OBJECTIVE
Gather up all lines that carry the word "Kidney".
══════
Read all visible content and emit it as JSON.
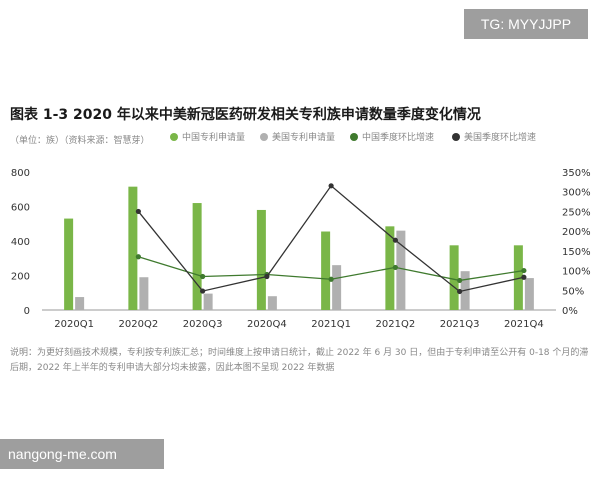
{
  "watermark": "TG: MYYJJPP",
  "source_tag": "nangong-me.com",
  "unit_note": "（单位：族）（资料来源：智慧芽）",
  "footnote": "说明：为更好刻画技术规模，专利按专利族汇总；时间维度上按申请日统计，截止 2022 年 6 月 30 日，但由于专利申请至公开有 0-18 个月的滞后期，2022 年上半年的专利申请大部分均未披露，因此本图不呈现 2022 年数据",
  "colors": {
    "china_bar": "#7ab648",
    "us_bar": "#b0b0b0",
    "china_line": "#3f7a2e",
    "us_line": "#333333"
  },
  "chart_data": {
    "type": "bar",
    "title": "图表 1-3 2020 年以来中美新冠医药研发相关专利族申请数量季度变化情况",
    "categories": [
      "2020Q1",
      "2020Q2",
      "2020Q3",
      "2020Q4",
      "2021Q1",
      "2021Q2",
      "2021Q3",
      "2021Q4"
    ],
    "series": [
      {
        "name": "中国专利申请量",
        "kind": "bar",
        "axis": "left",
        "values": [
          530,
          715,
          620,
          580,
          455,
          485,
          375,
          375
        ]
      },
      {
        "name": "美国专利申请量",
        "kind": "bar",
        "axis": "left",
        "values": [
          75,
          190,
          95,
          80,
          260,
          460,
          225,
          185
        ]
      },
      {
        "name": "中国季度环比增速",
        "kind": "line",
        "axis": "right",
        "values": [
          null,
          135,
          85,
          90,
          78,
          108,
          75,
          100
        ]
      },
      {
        "name": "美国季度环比增速",
        "kind": "line",
        "axis": "right",
        "values": [
          null,
          250,
          48,
          85,
          315,
          177,
          47,
          83
        ]
      }
    ],
    "ylim_left": [
      0,
      800
    ],
    "left_ticks": [
      0,
      200,
      400,
      600,
      800
    ],
    "ylim_right": [
      0,
      350
    ],
    "right_ticks": [
      "0%",
      "50%",
      "100%",
      "150%",
      "200%",
      "250%",
      "300%",
      "350%"
    ],
    "legend_position": "top",
    "grid": false
  }
}
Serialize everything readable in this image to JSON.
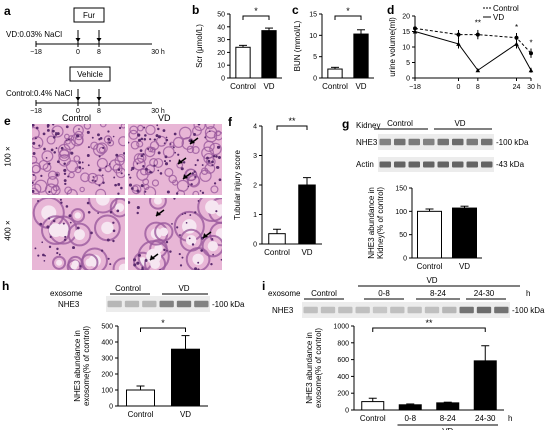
{
  "panel_a": {
    "letter": "a",
    "vd_label": "VD:0.03% NaCl",
    "control_label": "Control:0.4% NaCl",
    "fur_box": "Fur",
    "vehicle_box": "Vehicle",
    "timeline_ticks": [
      "−18",
      "0",
      "8",
      "30 h"
    ]
  },
  "panel_e": {
    "letter": "e",
    "col_control": "Control",
    "col_vd": "VD",
    "row_100": "100 ×",
    "row_400": "400 ×"
  },
  "colors": {
    "control_bar": "#ffffff",
    "vd_bar": "#000000",
    "blot_band": "#555555",
    "histo_bg": "#e8b6d6",
    "histo_dark": "#9a5a9e"
  },
  "chart_data": [
    {
      "id": "b",
      "letter": "b",
      "type": "bar",
      "categories": [
        "Control",
        "VD"
      ],
      "values": [
        24,
        37
      ],
      "errors": [
        1.5,
        2
      ],
      "ylabel": "Scr (μmol/L)",
      "ylim": [
        0,
        50
      ],
      "yticks": [
        "0",
        "10",
        "20",
        "30",
        "40",
        "50"
      ],
      "significance": "*"
    },
    {
      "id": "c",
      "letter": "c",
      "type": "bar",
      "categories": [
        "Control",
        "VD"
      ],
      "values": [
        2.1,
        10.3
      ],
      "errors": [
        0.4,
        1.0
      ],
      "ylabel": "BUN (mmol/L)",
      "ylim": [
        0,
        15
      ],
      "yticks": [
        "0",
        "5",
        "10",
        "15"
      ],
      "significance": "*"
    },
    {
      "id": "d",
      "letter": "d",
      "type": "line",
      "ylabel": "urine volume(ml)",
      "x": [
        -18,
        0,
        8,
        24,
        30
      ],
      "xticks": [
        "−18",
        "0",
        "8",
        "24",
        "30"
      ],
      "xunit": "h",
      "ylim": [
        0,
        20
      ],
      "yticks": [
        "0",
        "5",
        "10",
        "15",
        "20"
      ],
      "series": [
        {
          "name": "Control",
          "values": [
            16,
            14,
            14,
            13,
            8
          ],
          "errors": [
            2,
            1.5,
            1.5,
            1.5,
            1.5
          ],
          "dashed": true
        },
        {
          "name": "VD",
          "values": [
            15,
            11,
            2.5,
            11,
            2.5
          ],
          "errors": [
            2,
            1.5,
            0.5,
            1.5,
            0.8
          ],
          "dashed": false
        }
      ],
      "annotations": [
        "**",
        "*",
        "*"
      ]
    },
    {
      "id": "f",
      "letter": "f",
      "type": "bar",
      "categories": [
        "Control",
        "VD"
      ],
      "values": [
        0.35,
        2.0
      ],
      "errors": [
        0.15,
        0.25
      ],
      "ylabel": "Tubular injury score",
      "ylim": [
        0,
        4
      ],
      "yticks": [
        "0",
        "1",
        "2",
        "3",
        "4"
      ],
      "significance": "**"
    },
    {
      "id": "g",
      "letter": "g",
      "type": "bar",
      "categories": [
        "Control",
        "VD"
      ],
      "values": [
        100,
        107
      ],
      "errors": [
        5,
        4
      ],
      "ylabel": "NHE3 abundance in Kidney(% of control)",
      "ylim": [
        0,
        150
      ],
      "yticks": [
        "0",
        "50",
        "100",
        "150"
      ],
      "blot": {
        "header_left": "Kidney",
        "groups": [
          "Control",
          "VD"
        ],
        "rows": [
          "NHE3",
          "Actin"
        ],
        "markers": [
          "-100 kDa",
          "-43 kDa"
        ]
      }
    },
    {
      "id": "h",
      "letter": "h",
      "type": "bar",
      "categories": [
        "Control",
        "VD"
      ],
      "values": [
        100,
        355
      ],
      "errors": [
        25,
        85
      ],
      "ylabel": "NHE3 abundance in exosome(% of control)",
      "ylim": [
        0,
        500
      ],
      "yticks": [
        "0",
        "100",
        "200",
        "300",
        "400",
        "500"
      ],
      "significance": "*",
      "blot": {
        "header_left": "exosome",
        "groups": [
          "Control",
          "VD"
        ],
        "rows": [
          "NHE3"
        ],
        "markers": [
          "-100 kDa"
        ]
      }
    },
    {
      "id": "i",
      "letter": "i",
      "type": "bar",
      "categories": [
        "Control",
        "0-8",
        "8-24",
        "24-30"
      ],
      "values": [
        100,
        62,
        85,
        585
      ],
      "errors": [
        40,
        10,
        8,
        180
      ],
      "ylabel": "NHE3 abundance in exosome(% of control)",
      "ylim": [
        0,
        1000
      ],
      "yticks": [
        "0",
        "200",
        "400",
        "600",
        "800",
        "1000"
      ],
      "significance": "**",
      "group_label": "VD",
      "unit": "h",
      "blot": {
        "header_left": "exosome",
        "groups": [
          "Control",
          "0-8",
          "8-24",
          "24-30"
        ],
        "group_top": "VD",
        "unit": "h",
        "rows": [
          "NHE3"
        ],
        "markers": [
          "-100 kDa"
        ]
      }
    }
  ]
}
══════
OUTPUT OF THE TASK
      "ylabel": "NHE3 abundance in Kidney(% of control)",
        "header_left": "Kidney",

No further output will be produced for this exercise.